▶ Given request
Your task is to copy the listing exactly, with the pictures left out.

▶ Input for this task
------------------------------------------------------------------------

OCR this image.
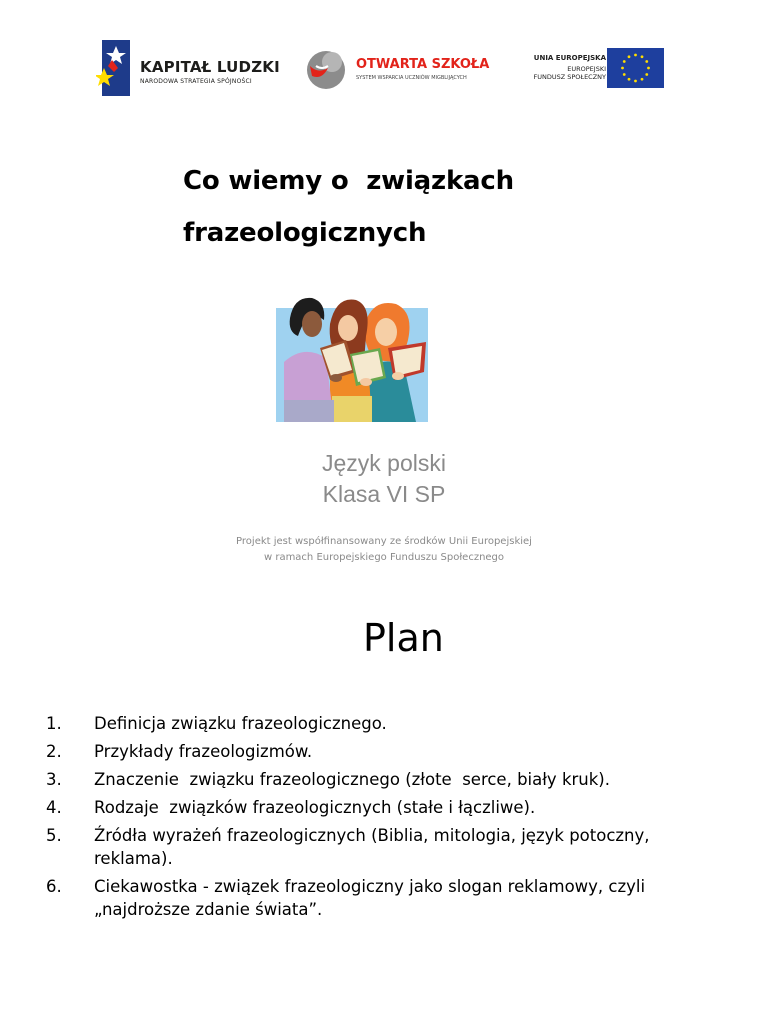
KAPITAŁ LUDZKI
NARODOWA STRATEGIA SPÓJNOŚCI
OTWARTA SZKOŁA
SYSTEM WSPARCIA UCZNIÓW MIGBLIJĄCYCH
UNIA EUROPEJSKA
EUROPEJSKI
FUNDUSZ SPOŁECZNY
Co wiemy o  związkach
frazeologicznych
Język polski
Klasa VI SP
Projekt jest współfinansowany ze środków Unii Europejskiej
w ramach Europejskiego Funduszu Społecznego
Plan
1. Definicja związku frazeologicznego.
2. Przykłady frazeologizmów.
3. Znaczenie  związku frazeologicznego (złote  serce, biały kruk).
4. Rodzaje  związków frazeologicznych (stałe i łączliwe).
5. Źródła wyrażeń frazeologicznych (Biblia, mitologia, język potoczny, reklama).
6. Ciekawostka - związek frazeologiczny jako slogan reklamowy, czyli „najdroższe zdanie świata”.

------------------------------------------------------------------------

▶ The solution
OCR this image.
KAPITAŁ LUDZKI
NARODOWA STRATEGIA SPÓJNOŚCI
OTWARTA SZKOŁA
SYSTEM WSPARCIA UCZNIÓW MIGBLIJĄCYCH
UNIA EUROPEJSKA
EUROPEJSKI
FUNDUSZ SPOŁECZNY
Co wiemy o  związkach
frazeologicznych
Język polski
Klasa VI SP
Projekt jest współfinansowany ze środków Unii Europejskiej
w ramach Europejskiego Funduszu Społecznego
Plan
1. Definicja związku frazeologicznego.
2. Przykłady frazeologizmów.
3. Znaczenie  związku frazeologicznego (złote  serce, biały kruk).
4. Rodzaje  związków frazeologicznych (stałe i łączliwe).
5. Źródła wyrażeń frazeologicznych (Biblia, mitologia, język potoczny, reklama).
6. Ciekawostka - związek frazeologiczny jako slogan reklamowy, czyli „najdroższe zdanie świata”.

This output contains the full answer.